### A block of data:
########################################

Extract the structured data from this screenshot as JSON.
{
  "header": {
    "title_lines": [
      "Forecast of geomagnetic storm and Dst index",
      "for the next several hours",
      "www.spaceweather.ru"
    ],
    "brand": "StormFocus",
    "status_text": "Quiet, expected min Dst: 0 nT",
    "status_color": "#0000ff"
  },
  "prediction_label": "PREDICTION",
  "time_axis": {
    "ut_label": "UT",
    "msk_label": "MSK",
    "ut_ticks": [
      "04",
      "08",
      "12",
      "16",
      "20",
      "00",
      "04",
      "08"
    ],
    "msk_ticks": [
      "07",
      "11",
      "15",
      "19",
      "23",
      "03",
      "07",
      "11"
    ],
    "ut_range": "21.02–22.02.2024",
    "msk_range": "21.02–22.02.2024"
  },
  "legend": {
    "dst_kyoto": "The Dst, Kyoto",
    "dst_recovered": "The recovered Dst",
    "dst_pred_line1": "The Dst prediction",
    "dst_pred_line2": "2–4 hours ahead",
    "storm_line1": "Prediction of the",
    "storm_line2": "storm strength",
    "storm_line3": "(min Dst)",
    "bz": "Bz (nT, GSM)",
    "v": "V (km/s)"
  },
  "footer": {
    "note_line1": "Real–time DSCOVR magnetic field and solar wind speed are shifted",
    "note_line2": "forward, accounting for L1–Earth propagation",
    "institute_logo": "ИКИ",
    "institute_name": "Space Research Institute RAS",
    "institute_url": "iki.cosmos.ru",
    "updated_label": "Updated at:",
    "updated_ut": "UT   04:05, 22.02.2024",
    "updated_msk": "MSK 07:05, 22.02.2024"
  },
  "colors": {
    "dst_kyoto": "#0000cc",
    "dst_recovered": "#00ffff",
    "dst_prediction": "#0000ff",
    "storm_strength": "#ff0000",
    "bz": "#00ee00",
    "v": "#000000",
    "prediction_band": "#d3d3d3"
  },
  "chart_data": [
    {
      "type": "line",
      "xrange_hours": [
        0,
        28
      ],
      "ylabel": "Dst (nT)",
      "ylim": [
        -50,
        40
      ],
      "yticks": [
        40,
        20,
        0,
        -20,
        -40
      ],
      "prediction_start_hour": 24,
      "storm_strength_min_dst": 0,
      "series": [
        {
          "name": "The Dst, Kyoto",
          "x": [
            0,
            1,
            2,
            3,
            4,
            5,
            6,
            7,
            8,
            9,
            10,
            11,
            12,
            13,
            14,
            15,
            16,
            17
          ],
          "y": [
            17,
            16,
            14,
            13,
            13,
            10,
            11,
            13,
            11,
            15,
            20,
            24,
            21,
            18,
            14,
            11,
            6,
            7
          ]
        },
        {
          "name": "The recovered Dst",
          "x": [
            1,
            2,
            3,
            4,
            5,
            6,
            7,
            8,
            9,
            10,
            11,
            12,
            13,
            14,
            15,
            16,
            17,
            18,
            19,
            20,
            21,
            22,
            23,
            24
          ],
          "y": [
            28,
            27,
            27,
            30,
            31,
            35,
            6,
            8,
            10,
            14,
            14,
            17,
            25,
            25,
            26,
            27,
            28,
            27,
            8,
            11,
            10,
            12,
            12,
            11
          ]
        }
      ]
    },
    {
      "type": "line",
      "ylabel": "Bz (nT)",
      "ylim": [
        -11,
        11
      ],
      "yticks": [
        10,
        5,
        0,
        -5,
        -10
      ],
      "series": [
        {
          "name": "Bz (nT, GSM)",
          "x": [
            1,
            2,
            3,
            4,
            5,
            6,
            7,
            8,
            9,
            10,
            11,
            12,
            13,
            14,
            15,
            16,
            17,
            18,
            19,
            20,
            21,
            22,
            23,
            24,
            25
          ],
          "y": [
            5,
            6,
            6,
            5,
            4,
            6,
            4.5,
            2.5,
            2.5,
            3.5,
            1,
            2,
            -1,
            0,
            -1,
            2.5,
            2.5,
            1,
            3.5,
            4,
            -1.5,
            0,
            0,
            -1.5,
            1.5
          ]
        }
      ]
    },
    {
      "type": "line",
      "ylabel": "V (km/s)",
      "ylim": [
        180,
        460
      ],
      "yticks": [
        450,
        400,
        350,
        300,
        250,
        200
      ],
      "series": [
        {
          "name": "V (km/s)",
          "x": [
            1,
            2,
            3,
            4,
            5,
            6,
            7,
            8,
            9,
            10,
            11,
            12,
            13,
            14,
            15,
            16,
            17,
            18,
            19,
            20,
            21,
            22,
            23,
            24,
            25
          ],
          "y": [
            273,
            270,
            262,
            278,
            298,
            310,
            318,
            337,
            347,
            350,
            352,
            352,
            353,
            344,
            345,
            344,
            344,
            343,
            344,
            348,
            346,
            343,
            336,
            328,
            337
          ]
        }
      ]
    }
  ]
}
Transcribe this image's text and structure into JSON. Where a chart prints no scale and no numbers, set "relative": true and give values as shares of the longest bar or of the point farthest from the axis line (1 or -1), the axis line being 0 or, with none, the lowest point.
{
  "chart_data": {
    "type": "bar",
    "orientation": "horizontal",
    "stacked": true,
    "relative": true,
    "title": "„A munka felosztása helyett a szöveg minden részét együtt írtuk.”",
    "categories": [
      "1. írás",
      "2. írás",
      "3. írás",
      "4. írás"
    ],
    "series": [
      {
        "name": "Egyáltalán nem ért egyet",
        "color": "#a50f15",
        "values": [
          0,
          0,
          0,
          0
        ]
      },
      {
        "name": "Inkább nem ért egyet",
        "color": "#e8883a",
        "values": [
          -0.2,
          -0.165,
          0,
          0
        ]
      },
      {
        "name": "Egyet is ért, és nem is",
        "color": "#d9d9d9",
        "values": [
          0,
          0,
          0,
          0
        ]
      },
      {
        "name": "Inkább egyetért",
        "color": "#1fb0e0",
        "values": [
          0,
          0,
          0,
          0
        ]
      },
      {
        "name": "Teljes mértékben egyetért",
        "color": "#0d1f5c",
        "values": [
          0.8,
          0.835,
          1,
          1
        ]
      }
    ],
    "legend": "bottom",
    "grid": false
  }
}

########################################

### Your task:
Extract from the data every line where "relative" shows up.

### Written reply:
Transcribe this image's text and structure into JSON. Where a chart prints no scale and no numbers, set "relative": true and give values as shares of the longest bar or of the point farthest from the axis line (1 or -1), the axis line being 0 or, with none, the lowest point.
    "relative": true,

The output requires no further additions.